> **What to produce**:
Extract, from the records beneath this instruction, each line that contains the word "ELETTORI".

(Figure collection entries)
━━━━━━━━━━━━━━━━━━━━
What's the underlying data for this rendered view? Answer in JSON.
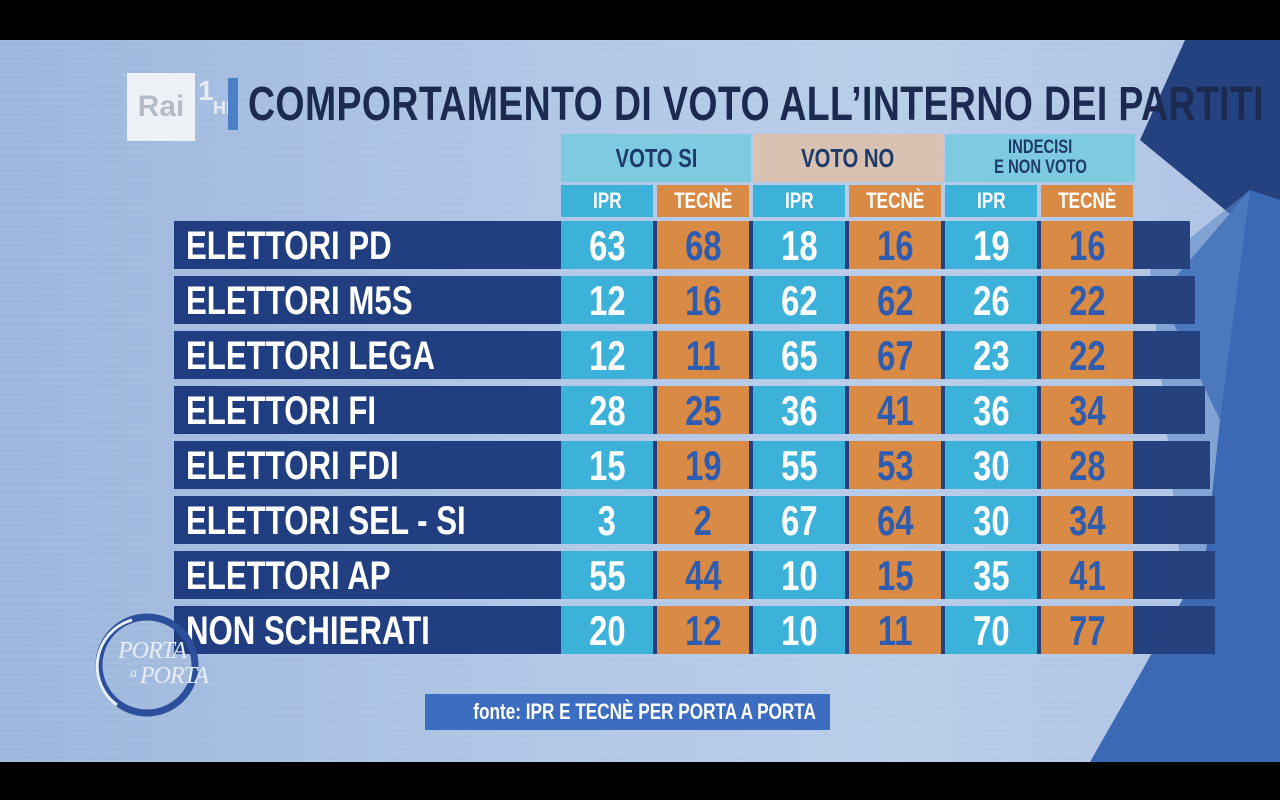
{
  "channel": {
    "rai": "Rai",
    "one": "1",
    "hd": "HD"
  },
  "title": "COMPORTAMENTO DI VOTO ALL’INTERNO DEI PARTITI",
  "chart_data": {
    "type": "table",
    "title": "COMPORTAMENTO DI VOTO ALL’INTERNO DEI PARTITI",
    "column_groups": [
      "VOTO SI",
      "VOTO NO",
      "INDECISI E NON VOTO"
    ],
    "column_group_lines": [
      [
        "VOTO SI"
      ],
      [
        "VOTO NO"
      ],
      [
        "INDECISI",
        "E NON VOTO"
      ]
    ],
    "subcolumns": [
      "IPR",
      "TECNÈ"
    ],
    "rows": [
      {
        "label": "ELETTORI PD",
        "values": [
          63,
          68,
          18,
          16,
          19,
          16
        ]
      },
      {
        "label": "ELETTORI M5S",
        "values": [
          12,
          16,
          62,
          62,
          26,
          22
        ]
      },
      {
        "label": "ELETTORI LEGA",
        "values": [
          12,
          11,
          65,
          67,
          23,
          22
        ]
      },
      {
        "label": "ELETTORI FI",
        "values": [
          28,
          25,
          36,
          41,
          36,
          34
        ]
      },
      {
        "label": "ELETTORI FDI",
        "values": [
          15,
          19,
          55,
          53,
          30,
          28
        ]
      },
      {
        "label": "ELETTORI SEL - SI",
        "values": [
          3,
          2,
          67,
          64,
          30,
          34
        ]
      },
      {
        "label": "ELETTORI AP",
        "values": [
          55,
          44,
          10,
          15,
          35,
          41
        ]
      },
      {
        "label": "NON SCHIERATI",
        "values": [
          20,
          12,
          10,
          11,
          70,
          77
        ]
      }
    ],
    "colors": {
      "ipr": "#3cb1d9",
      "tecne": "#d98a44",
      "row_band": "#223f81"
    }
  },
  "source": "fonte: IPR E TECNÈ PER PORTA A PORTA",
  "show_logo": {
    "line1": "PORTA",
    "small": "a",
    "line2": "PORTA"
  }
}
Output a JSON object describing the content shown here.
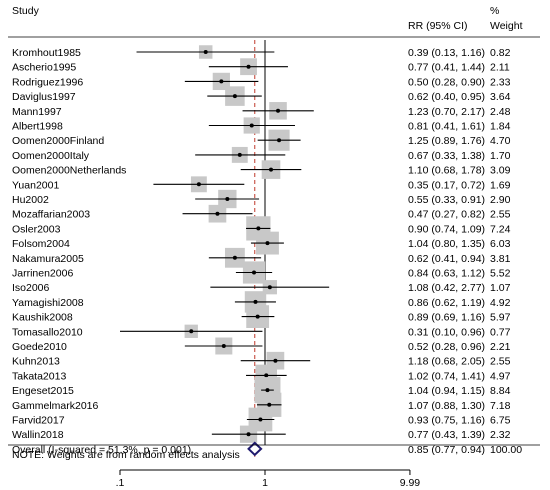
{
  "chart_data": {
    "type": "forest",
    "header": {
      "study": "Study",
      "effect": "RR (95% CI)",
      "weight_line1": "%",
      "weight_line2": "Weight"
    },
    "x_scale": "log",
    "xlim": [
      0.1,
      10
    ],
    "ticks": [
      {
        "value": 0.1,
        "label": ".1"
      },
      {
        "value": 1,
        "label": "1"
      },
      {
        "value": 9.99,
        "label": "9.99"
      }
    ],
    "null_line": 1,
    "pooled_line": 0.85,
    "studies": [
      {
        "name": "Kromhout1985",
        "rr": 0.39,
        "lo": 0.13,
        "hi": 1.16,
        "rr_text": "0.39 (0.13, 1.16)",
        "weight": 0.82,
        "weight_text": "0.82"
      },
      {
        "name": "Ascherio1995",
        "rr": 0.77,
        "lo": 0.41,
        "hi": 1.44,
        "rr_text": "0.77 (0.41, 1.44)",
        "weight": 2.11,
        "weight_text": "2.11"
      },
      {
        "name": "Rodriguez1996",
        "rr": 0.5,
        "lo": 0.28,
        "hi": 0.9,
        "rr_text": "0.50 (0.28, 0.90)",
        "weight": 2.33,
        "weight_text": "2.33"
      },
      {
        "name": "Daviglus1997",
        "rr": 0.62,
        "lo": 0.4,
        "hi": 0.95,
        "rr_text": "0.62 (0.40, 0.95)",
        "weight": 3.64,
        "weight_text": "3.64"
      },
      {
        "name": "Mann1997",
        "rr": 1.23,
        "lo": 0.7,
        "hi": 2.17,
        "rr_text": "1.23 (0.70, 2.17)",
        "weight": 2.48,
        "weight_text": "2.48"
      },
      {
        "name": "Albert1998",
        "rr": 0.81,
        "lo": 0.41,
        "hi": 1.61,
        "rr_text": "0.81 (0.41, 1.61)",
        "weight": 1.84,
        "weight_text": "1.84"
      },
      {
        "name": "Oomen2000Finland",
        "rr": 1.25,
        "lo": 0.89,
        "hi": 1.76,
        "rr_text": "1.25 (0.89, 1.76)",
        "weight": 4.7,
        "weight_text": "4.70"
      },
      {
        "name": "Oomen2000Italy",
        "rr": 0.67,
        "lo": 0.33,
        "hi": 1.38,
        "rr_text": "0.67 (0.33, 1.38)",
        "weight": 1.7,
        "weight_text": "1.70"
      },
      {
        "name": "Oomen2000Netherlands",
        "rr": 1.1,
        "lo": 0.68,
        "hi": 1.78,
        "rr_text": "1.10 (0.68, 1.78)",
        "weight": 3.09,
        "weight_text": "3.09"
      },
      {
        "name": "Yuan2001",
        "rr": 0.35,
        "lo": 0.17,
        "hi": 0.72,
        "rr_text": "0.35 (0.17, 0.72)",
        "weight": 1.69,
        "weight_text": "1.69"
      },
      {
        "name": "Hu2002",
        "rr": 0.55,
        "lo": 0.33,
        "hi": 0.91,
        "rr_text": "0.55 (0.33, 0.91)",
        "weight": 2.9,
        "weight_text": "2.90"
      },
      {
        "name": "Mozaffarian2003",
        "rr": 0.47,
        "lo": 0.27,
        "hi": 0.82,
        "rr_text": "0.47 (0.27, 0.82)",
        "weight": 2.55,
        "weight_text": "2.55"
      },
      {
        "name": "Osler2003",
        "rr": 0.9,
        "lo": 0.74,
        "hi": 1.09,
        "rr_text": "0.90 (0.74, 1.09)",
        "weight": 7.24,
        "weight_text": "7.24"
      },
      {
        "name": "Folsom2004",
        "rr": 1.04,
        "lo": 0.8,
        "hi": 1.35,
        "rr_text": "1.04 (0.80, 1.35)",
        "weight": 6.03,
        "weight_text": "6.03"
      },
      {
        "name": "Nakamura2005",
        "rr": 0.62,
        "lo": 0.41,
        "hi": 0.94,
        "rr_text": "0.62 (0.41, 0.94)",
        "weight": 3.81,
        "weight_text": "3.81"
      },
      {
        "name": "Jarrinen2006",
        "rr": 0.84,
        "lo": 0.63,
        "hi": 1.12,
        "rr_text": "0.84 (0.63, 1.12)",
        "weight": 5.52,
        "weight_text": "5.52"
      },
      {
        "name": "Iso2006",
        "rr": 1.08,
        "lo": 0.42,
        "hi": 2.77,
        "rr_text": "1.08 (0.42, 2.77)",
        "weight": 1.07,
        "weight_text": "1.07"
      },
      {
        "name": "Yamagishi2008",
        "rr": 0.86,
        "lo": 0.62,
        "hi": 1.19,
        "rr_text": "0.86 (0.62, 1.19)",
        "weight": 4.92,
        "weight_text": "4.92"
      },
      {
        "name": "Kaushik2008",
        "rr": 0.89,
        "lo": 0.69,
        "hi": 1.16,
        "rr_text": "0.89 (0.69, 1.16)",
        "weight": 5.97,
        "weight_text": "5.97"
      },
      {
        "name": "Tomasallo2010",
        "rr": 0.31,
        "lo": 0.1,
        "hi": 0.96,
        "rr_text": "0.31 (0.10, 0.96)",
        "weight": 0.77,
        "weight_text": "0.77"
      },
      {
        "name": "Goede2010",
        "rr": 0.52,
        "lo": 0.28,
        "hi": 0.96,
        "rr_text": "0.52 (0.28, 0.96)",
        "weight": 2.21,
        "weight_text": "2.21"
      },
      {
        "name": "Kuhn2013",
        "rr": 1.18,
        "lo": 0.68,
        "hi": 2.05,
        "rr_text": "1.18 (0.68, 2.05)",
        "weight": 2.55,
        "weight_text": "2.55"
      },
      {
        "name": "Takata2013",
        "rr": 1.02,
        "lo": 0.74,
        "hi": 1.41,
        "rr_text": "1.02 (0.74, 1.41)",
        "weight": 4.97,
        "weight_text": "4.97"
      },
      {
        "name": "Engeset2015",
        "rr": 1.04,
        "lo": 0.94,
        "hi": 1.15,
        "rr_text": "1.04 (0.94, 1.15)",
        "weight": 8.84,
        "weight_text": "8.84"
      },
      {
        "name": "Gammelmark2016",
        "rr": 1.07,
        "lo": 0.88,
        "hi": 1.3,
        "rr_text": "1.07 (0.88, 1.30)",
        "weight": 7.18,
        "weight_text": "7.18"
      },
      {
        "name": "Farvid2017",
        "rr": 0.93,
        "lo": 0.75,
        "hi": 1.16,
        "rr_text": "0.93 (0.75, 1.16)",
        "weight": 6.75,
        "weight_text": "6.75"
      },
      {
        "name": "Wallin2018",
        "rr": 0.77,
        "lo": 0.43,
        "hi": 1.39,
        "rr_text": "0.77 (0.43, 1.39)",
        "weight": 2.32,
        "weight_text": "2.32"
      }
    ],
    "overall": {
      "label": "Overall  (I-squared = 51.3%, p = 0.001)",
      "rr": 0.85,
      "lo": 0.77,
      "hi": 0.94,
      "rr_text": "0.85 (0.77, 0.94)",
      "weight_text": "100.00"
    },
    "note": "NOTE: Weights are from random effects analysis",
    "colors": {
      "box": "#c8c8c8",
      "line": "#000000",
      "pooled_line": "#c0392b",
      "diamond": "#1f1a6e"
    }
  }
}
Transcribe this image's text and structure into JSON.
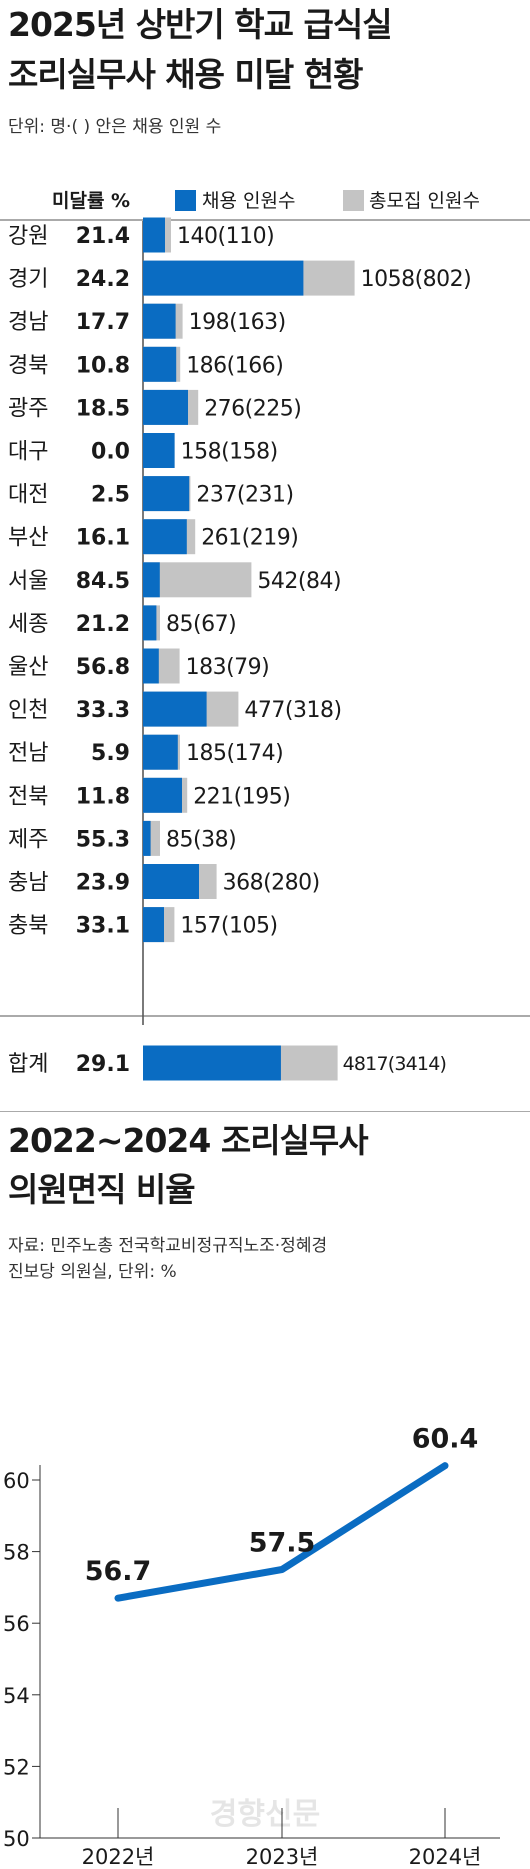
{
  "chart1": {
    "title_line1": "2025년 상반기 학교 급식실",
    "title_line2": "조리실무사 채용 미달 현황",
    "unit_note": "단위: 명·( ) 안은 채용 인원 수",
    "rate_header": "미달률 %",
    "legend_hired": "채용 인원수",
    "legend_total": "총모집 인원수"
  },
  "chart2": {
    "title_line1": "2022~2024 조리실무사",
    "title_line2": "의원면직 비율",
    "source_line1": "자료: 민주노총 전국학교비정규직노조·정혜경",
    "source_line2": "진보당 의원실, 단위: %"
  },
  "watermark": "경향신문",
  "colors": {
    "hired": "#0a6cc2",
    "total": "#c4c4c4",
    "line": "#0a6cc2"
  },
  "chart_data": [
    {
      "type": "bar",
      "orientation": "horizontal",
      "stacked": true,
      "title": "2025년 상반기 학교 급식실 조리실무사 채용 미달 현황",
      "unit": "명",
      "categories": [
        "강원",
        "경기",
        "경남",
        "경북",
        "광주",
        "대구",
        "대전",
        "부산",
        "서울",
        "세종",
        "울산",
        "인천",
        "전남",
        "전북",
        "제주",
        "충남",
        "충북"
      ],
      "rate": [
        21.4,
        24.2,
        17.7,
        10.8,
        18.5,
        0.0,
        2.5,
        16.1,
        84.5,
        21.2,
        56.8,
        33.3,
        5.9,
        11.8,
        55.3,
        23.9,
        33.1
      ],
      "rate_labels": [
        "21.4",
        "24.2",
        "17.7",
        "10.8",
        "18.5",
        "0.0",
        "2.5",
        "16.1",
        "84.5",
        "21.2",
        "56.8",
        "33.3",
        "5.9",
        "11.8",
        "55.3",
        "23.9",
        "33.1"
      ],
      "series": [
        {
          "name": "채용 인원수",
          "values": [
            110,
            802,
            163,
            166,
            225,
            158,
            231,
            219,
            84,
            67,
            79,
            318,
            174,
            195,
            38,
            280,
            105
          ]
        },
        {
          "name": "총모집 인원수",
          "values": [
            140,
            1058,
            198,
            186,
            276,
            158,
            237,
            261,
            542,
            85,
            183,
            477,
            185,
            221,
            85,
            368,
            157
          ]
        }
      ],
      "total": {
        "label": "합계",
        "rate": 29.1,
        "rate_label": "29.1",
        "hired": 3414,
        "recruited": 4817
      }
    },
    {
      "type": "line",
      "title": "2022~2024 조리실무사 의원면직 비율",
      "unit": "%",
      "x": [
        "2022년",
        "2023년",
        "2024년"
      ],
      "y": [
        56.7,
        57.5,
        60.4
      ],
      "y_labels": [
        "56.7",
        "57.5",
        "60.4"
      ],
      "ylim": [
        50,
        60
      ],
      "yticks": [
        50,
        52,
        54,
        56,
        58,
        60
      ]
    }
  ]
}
━━━━━━━━━━━━━━━━━━━━
> **Exercise output**:
        "label": "ELETTORI PD",
        "label": "ELETTORI M5S",
        "label": "ELETTORI LEGA",
        "label": "ELETTORI FI",
        "label": "ELETTORI FDI",
        "label": "ELETTORI SEL - SI",
        "label": "ELETTORI AP",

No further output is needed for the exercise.